[Problem requirements]
Copy out the listing below word for word, keeping every line.

[Information supplied]
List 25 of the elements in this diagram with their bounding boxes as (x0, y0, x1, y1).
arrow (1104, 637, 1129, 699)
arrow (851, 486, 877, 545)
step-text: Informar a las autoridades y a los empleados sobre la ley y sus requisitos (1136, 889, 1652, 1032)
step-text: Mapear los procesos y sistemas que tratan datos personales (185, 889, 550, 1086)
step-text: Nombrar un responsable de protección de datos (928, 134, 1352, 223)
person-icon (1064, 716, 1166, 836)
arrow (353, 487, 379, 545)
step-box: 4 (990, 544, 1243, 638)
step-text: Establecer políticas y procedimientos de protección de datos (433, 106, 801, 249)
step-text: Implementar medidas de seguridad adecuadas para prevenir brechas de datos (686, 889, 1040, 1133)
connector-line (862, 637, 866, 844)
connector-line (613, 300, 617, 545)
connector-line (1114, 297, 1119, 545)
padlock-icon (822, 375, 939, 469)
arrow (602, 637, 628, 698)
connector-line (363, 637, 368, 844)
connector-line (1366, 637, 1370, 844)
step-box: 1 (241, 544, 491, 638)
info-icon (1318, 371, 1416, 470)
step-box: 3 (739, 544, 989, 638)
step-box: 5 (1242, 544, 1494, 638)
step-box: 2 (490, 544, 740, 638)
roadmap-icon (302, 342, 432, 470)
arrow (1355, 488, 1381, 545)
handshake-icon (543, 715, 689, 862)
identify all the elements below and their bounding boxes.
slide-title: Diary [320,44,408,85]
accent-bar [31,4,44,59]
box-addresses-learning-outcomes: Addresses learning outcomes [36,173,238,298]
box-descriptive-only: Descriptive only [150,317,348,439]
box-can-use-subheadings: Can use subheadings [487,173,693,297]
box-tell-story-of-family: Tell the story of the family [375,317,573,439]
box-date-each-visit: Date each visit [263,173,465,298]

[Task result]
List 25 of the elements in this diagram with their bounding boxes as (x0, y0, x1, y1).
arrow (1104, 637, 1129, 699)
arrow (851, 486, 877, 545)
step-text: Informar a las autoridades y a los empleados sobre la ley y sus requisitos (1136, 889, 1652, 1032)
step-text: Mapear los procesos y sistemas que tratan datos personales (185, 889, 550, 1086)
step-text: Nombrar un responsable de protección de datos (928, 134, 1352, 223)
person-icon (1064, 716, 1166, 836)
arrow (353, 487, 379, 545)
step-box: 4 (990, 544, 1243, 638)
step-text: Establecer políticas y procedimientos de protección de datos (433, 106, 801, 249)
step-text: Implementar medidas de seguridad adecuadas para prevenir brechas de datos (686, 889, 1040, 1133)
connector-line (862, 637, 866, 844)
connector-line (613, 300, 617, 545)
connector-line (1114, 297, 1119, 545)
padlock-icon (822, 375, 939, 469)
arrow (602, 637, 628, 698)
connector-line (363, 637, 368, 844)
connector-line (1366, 637, 1370, 844)
step-box: 1 (241, 544, 491, 638)
info-icon (1318, 371, 1416, 470)
step-box: 3 (739, 544, 989, 638)
step-box: 5 (1242, 544, 1494, 638)
step-box: 2 (490, 544, 740, 638)
roadmap-icon (302, 342, 432, 470)
arrow (1355, 488, 1381, 545)
handshake-icon (543, 715, 689, 862)
identify all the elements below and their bounding boxes.
slide-title: Diary [320,44,408,85]
accent-bar [31,4,44,59]
box-addresses-learning-outcomes: Addresses learning outcomes [36,173,238,298]
box-descriptive-only: Descriptive only [150,317,348,439]
box-can-use-subheadings: Can use subheadings [487,173,693,297]
box-tell-story-of-family: Tell the story of the family [375,317,573,439]
box-date-each-visit: Date each visit [263,173,465,298]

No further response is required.